• Task requirements: Revise the material below so that every "void-button" reads "cancel-button", and leave everything else as it is. Omit the pictures from your answer.
***
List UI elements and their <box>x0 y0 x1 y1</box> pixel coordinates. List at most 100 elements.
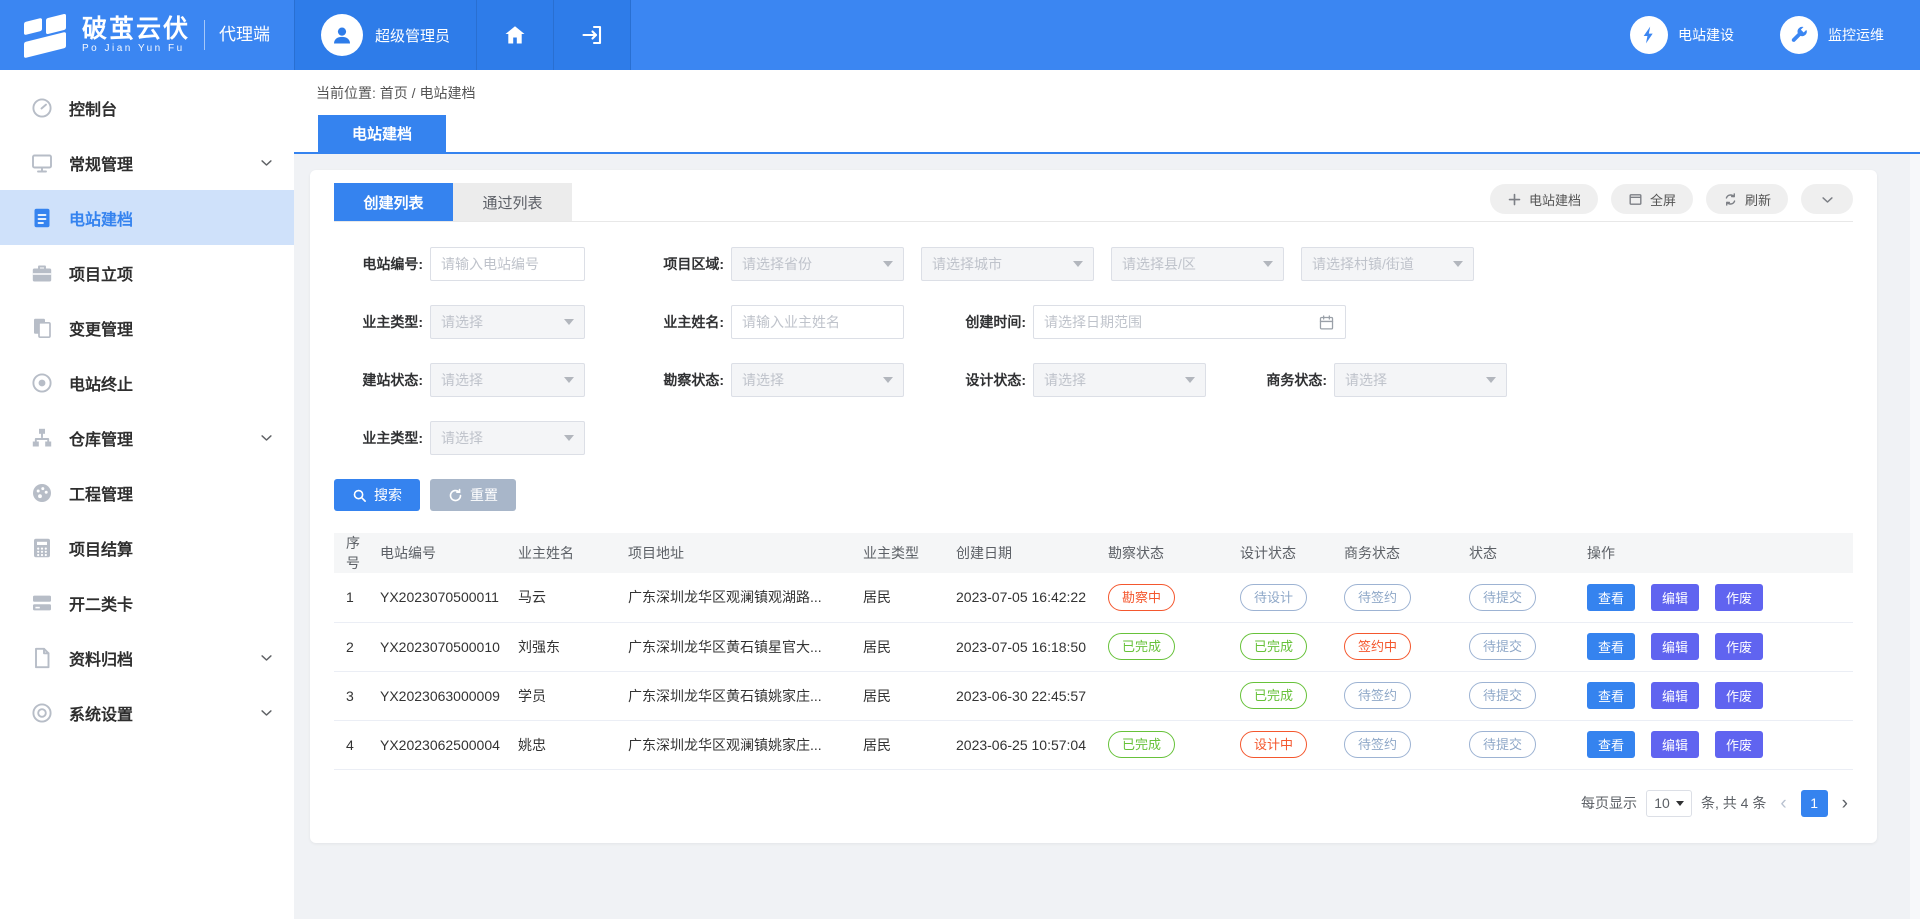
view-button[interactable]: 查看 <box>1587 633 1635 660</box>
page-number-1[interactable]: 1 <box>1801 790 1828 817</box>
station-code-input[interactable]: 请输入电站编号 <box>430 247 585 281</box>
build-status-select[interactable]: 请选择 <box>430 363 585 397</box>
dashboard-icon <box>30 96 54 120</box>
sidebar-item-仓库管理[interactable]: 仓库管理 <box>0 410 294 465</box>
edit-button[interactable]: 编辑 <box>1651 682 1699 709</box>
sidebar-item-系统设置[interactable]: 系统设置 <box>0 685 294 740</box>
current-user[interactable]: 超级管理员 <box>294 0 477 70</box>
refresh-button[interactable]: 刷新 <box>1706 184 1788 214</box>
station-code-cell: YX2023070500011 <box>374 573 512 622</box>
edit-button[interactable]: 编辑 <box>1651 584 1699 611</box>
sidebar-item-电站终止[interactable]: 电站终止 <box>0 355 294 410</box>
town-select[interactable]: 请选择村镇/街道 <box>1301 247 1474 281</box>
home-icon <box>503 23 527 47</box>
logo-icon <box>24 14 70 56</box>
scrollbar[interactable] <box>1910 154 1920 919</box>
seq-cell: 4 <box>334 720 374 769</box>
void-button[interactable]: 作废 <box>1715 584 1763 611</box>
station-list-card: 创建列表通过列表 电站建档全屏刷新 电站编号:请输入电站编号项目区域:请选择省份… <box>310 170 1877 843</box>
column-header-业主姓名: 业主姓名 <box>512 533 622 573</box>
collapse-toolbar-button[interactable] <box>1801 184 1853 214</box>
owner-type-cell: 居民 <box>857 720 950 769</box>
placeholder-text: 请输入电站编号 <box>441 254 539 274</box>
city-select[interactable]: 请选择城市 <box>921 247 1094 281</box>
column-header-项目地址: 项目地址 <box>622 533 857 573</box>
fullscreen-button[interactable]: 全屏 <box>1611 184 1693 214</box>
next-page-button[interactable]: › <box>1837 794 1853 813</box>
brand-title: 破茧云伏 <box>82 16 190 44</box>
tab-创建列表[interactable]: 创建列表 <box>334 183 453 221</box>
logout-icon <box>580 23 604 47</box>
lightning-icon <box>1630 16 1668 54</box>
province-select[interactable]: 请选择省份 <box>731 247 904 281</box>
filter-owner-type: 业主类型: 请选择 <box>334 305 585 339</box>
filter-design-status: 设计状态:请选择 <box>937 363 1206 397</box>
status-badge: 待提交 <box>1469 584 1536 611</box>
chevron-down-icon <box>1185 377 1195 383</box>
design-status-select[interactable]: 请选择 <box>1033 363 1206 397</box>
table-row: 4YX2023062500004姚忠广东深圳龙华区观澜镇姚家庄...居民2023… <box>334 720 1853 769</box>
mode-monitor-ops[interactable]: 监控运维 <box>1780 16 1884 54</box>
sidebar-item-电站建档[interactable]: 电站建档 <box>0 190 294 245</box>
home-button[interactable] <box>477 0 554 70</box>
logout-button[interactable] <box>554 0 631 70</box>
sidebar-item-开二类卡[interactable]: 开二类卡 <box>0 575 294 630</box>
owner-name-cell: 学员 <box>512 671 622 720</box>
owner-type-select[interactable]: 请选择 <box>430 305 585 339</box>
sidebar-item-资料归档[interactable]: 资料归档 <box>0 630 294 685</box>
create-station-button[interactable]: 电站建档 <box>1490 184 1598 214</box>
main-content: 当前位置: 首页 / 电站建档 电站建档 创建列表通过列表 电站建档全屏刷新 电… <box>294 70 1920 919</box>
filter-actions: 搜索 重置 <box>334 479 1853 511</box>
per-page-select[interactable]: 10 <box>1646 790 1692 817</box>
status-badge: 待签约 <box>1344 682 1411 709</box>
sidebar-item-label: 仓库管理 <box>69 426 133 450</box>
status-cell: 待提交 <box>1463 573 1581 622</box>
sidebar-item-项目结算[interactable]: 项目结算 <box>0 520 294 575</box>
chevron-down-icon <box>564 319 574 325</box>
created-range-input[interactable]: 请选择日期范围 <box>1033 305 1346 339</box>
filter-owner-type-2: 业主类型:请选择 <box>334 421 585 455</box>
per-page-label: 每页显示 <box>1581 793 1637 813</box>
sidebar-item-常规管理[interactable]: 常规管理 <box>0 135 294 190</box>
filter-label: 业主姓名: <box>635 312 724 332</box>
sidebar-item-label: 常规管理 <box>69 151 133 175</box>
design-status-cell: 设计中 <box>1234 720 1338 769</box>
survey-status-select[interactable]: 请选择 <box>731 363 904 397</box>
filter-label: 业主类型: <box>334 312 423 332</box>
placeholder-text: 请选择城市 <box>932 254 1002 274</box>
district-select[interactable]: 请选择县/区 <box>1111 247 1284 281</box>
created-date-cell: 2023-06-25 10:57:04 <box>950 720 1102 769</box>
mode-station-build[interactable]: 电站建设 <box>1630 16 1734 54</box>
sidebar-item-控制台[interactable]: 控制台 <box>0 80 294 135</box>
owner-name-input[interactable]: 请输入业主姓名 <box>731 305 904 339</box>
wrench-icon <box>1780 16 1818 54</box>
mode-label: 监控运维 <box>1828 25 1884 45</box>
breadcrumb: 当前位置: 首页 / 电站建档 <box>294 70 1920 115</box>
table-row: 1YX2023070500011马云广东深圳龙华区观澜镇观湖路...居民2023… <box>334 573 1853 622</box>
sidebar-item-项目立项[interactable]: 项目立项 <box>0 245 294 300</box>
business-status-select[interactable]: 请选择 <box>1334 363 1507 397</box>
per-page-value: 10 <box>1654 795 1670 811</box>
placeholder-text: 请选择县/区 <box>1122 254 1196 274</box>
sidebar-item-变更管理[interactable]: 变更管理 <box>0 300 294 355</box>
mode-label: 电站建设 <box>1678 25 1734 45</box>
view-button[interactable]: 查看 <box>1587 731 1635 758</box>
toolbar-button-label: 全屏 <box>1650 190 1676 209</box>
chevron-down-icon <box>883 377 893 383</box>
filter-label: 电站编号: <box>334 254 423 274</box>
page-tab[interactable]: 电站建档 <box>318 115 446 152</box>
edit-button[interactable]: 编辑 <box>1651 731 1699 758</box>
sidebar-item-工程管理[interactable]: 工程管理 <box>0 465 294 520</box>
seq-cell: 2 <box>334 622 374 671</box>
owner-type-2-select[interactable]: 请选择 <box>430 421 585 455</box>
view-button[interactable]: 查看 <box>1587 584 1635 611</box>
tab-通过列表[interactable]: 通过列表 <box>453 183 572 221</box>
void-button[interactable]: 作废 <box>1715 682 1763 709</box>
search-button[interactable]: 搜索 <box>334 479 420 511</box>
edit-button[interactable]: 编辑 <box>1651 633 1699 660</box>
reset-button[interactable]: 重置 <box>430 479 516 511</box>
void-button[interactable]: 作废 <box>1715 633 1763 660</box>
view-button[interactable]: 查看 <box>1587 682 1635 709</box>
void-button[interactable]: 作废 <box>1715 731 1763 758</box>
prev-page-button[interactable]: ‹ <box>1775 794 1791 813</box>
***
• Worked solution:
List UI elements and their <box>x0 y0 x1 y1</box> pixel coordinates. List at most 100 elements.
view-button[interactable]: 查看 <box>1587 633 1635 660</box>
page-number-1[interactable]: 1 <box>1801 790 1828 817</box>
station-code-input[interactable]: 请输入电站编号 <box>430 247 585 281</box>
build-status-select[interactable]: 请选择 <box>430 363 585 397</box>
dashboard-icon <box>30 96 54 120</box>
sidebar-item-仓库管理[interactable]: 仓库管理 <box>0 410 294 465</box>
edit-button[interactable]: 编辑 <box>1651 682 1699 709</box>
sidebar-item-系统设置[interactable]: 系统设置 <box>0 685 294 740</box>
current-user[interactable]: 超级管理员 <box>294 0 477 70</box>
refresh-button[interactable]: 刷新 <box>1706 184 1788 214</box>
station-code-cell: YX2023070500011 <box>374 573 512 622</box>
edit-button[interactable]: 编辑 <box>1651 584 1699 611</box>
sidebar-item-电站终止[interactable]: 电站终止 <box>0 355 294 410</box>
town-select[interactable]: 请选择村镇/街道 <box>1301 247 1474 281</box>
home-icon <box>503 23 527 47</box>
logo-icon <box>24 14 70 56</box>
scrollbar[interactable] <box>1910 154 1920 919</box>
seq-cell: 4 <box>334 720 374 769</box>
cancel-button[interactable]: 作废 <box>1715 584 1763 611</box>
station-list-card: 创建列表通过列表 电站建档全屏刷新 电站编号:请输入电站编号项目区域:请选择省份… <box>310 170 1877 843</box>
column-header-业主姓名: 业主姓名 <box>512 533 622 573</box>
collapse-toolbar-button[interactable] <box>1801 184 1853 214</box>
owner-type-cell: 居民 <box>857 720 950 769</box>
placeholder-text: 请输入电站编号 <box>441 254 539 274</box>
city-select[interactable]: 请选择城市 <box>921 247 1094 281</box>
column-header-项目地址: 项目地址 <box>622 533 857 573</box>
fullscreen-button[interactable]: 全屏 <box>1611 184 1693 214</box>
next-page-button[interactable]: › <box>1837 794 1853 813</box>
brand-title: 破茧云伏 <box>82 16 190 44</box>
tab-创建列表[interactable]: 创建列表 <box>334 183 453 221</box>
logout-icon <box>580 23 604 47</box>
lightning-icon <box>1630 16 1668 54</box>
province-select[interactable]: 请选择省份 <box>731 247 904 281</box>
filter-owner-type: 业主类型: 请选择 <box>334 305 585 339</box>
filter-design-status: 设计状态:请选择 <box>937 363 1206 397</box>
status-badge: 待提交 <box>1469 584 1536 611</box>
chevron-down-icon <box>1185 377 1195 383</box>
design-status-select[interactable]: 请选择 <box>1033 363 1206 397</box>
table-row: 4YX2023062500004姚忠广东深圳龙华区观澜镇姚家庄...居民2023… <box>334 720 1853 769</box>
mode-monitor-ops[interactable]: 监控运维 <box>1780 16 1884 54</box>
sidebar-item-电站建档[interactable]: 电站建档 <box>0 190 294 245</box>
home-button[interactable] <box>477 0 554 70</box>
logout-button[interactable] <box>554 0 631 70</box>
sidebar-item-开二类卡[interactable]: 开二类卡 <box>0 575 294 630</box>
owner-name-cell: 学员 <box>512 671 622 720</box>
owner-type-select[interactable]: 请选择 <box>430 305 585 339</box>
sidebar-item-资料归档[interactable]: 资料归档 <box>0 630 294 685</box>
create-station-button[interactable]: 电站建档 <box>1490 184 1598 214</box>
main-content: 当前位置: 首页 / 电站建档 电站建档 创建列表通过列表 电站建档全屏刷新 电… <box>294 70 1920 919</box>
filter-actions: 搜索 重置 <box>334 479 1853 511</box>
per-page-select[interactable]: 10 <box>1646 790 1692 817</box>
status-badge: 待签约 <box>1344 682 1411 709</box>
sidebar-item-label: 仓库管理 <box>69 426 133 450</box>
status-cell: 待提交 <box>1463 573 1581 622</box>
sidebar-item-项目结算[interactable]: 项目结算 <box>0 520 294 575</box>
chevron-down-icon <box>564 319 574 325</box>
created-range-input[interactable]: 请选择日期范围 <box>1033 305 1346 339</box>
filter-owner-type-2: 业主类型:请选择 <box>334 421 585 455</box>
per-page-label: 每页显示 <box>1581 793 1637 813</box>
sidebar-item-常规管理[interactable]: 常规管理 <box>0 135 294 190</box>
filter-label: 业主姓名: <box>635 312 724 332</box>
sidebar-item-label: 常规管理 <box>69 151 133 175</box>
design-status-cell: 设计中 <box>1234 720 1338 769</box>
survey-status-select[interactable]: 请选择 <box>731 363 904 397</box>
filter-label: 业主类型: <box>334 312 423 332</box>
placeholder-text: 请选择城市 <box>932 254 1002 274</box>
district-select[interactable]: 请选择县/区 <box>1111 247 1284 281</box>
created-date-cell: 2023-06-25 10:57:04 <box>950 720 1102 769</box>
mode-station-build[interactable]: 电站建设 <box>1630 16 1734 54</box>
sidebar-item-控制台[interactable]: 控制台 <box>0 80 294 135</box>
owner-name-input[interactable]: 请输入业主姓名 <box>731 305 904 339</box>
wrench-icon <box>1780 16 1818 54</box>
mode-label: 监控运维 <box>1828 25 1884 45</box>
breadcrumb: 当前位置: 首页 / 电站建档 <box>294 70 1920 115</box>
table-row: 1YX2023070500011马云广东深圳龙华区观澜镇观湖路...居民2023… <box>334 573 1853 622</box>
sidebar-item-项目立项[interactable]: 项目立项 <box>0 245 294 300</box>
business-status-select[interactable]: 请选择 <box>1334 363 1507 397</box>
per-page-value: 10 <box>1654 795 1670 811</box>
placeholder-text: 请选择县/区 <box>1122 254 1196 274</box>
sidebar-item-变更管理[interactable]: 变更管理 <box>0 300 294 355</box>
mode-label: 电站建设 <box>1678 25 1734 45</box>
view-button[interactable]: 查看 <box>1587 731 1635 758</box>
toolbar-button-label: 全屏 <box>1650 190 1676 209</box>
chevron-down-icon <box>883 377 893 383</box>
filter-label: 电站编号: <box>334 254 423 274</box>
page-tab[interactable]: 电站建档 <box>318 115 446 152</box>
edit-button[interactable]: 编辑 <box>1651 731 1699 758</box>
sidebar-item-工程管理[interactable]: 工程管理 <box>0 465 294 520</box>
seq-cell: 2 <box>334 622 374 671</box>
owner-type-2-select[interactable]: 请选择 <box>430 421 585 455</box>
view-button[interactable]: 查看 <box>1587 584 1635 611</box>
tab-通过列表[interactable]: 通过列表 <box>453 183 572 221</box>
cancel-button[interactable]: 作废 <box>1715 682 1763 709</box>
search-button[interactable]: 搜索 <box>334 479 420 511</box>
edit-button[interactable]: 编辑 <box>1651 633 1699 660</box>
reset-button[interactable]: 重置 <box>430 479 516 511</box>
cancel-button[interactable]: 作废 <box>1715 633 1763 660</box>
view-button[interactable]: 查看 <box>1587 682 1635 709</box>
cancel-button[interactable]: 作废 <box>1715 731 1763 758</box>
prev-page-button[interactable]: ‹ <box>1775 794 1791 813</box>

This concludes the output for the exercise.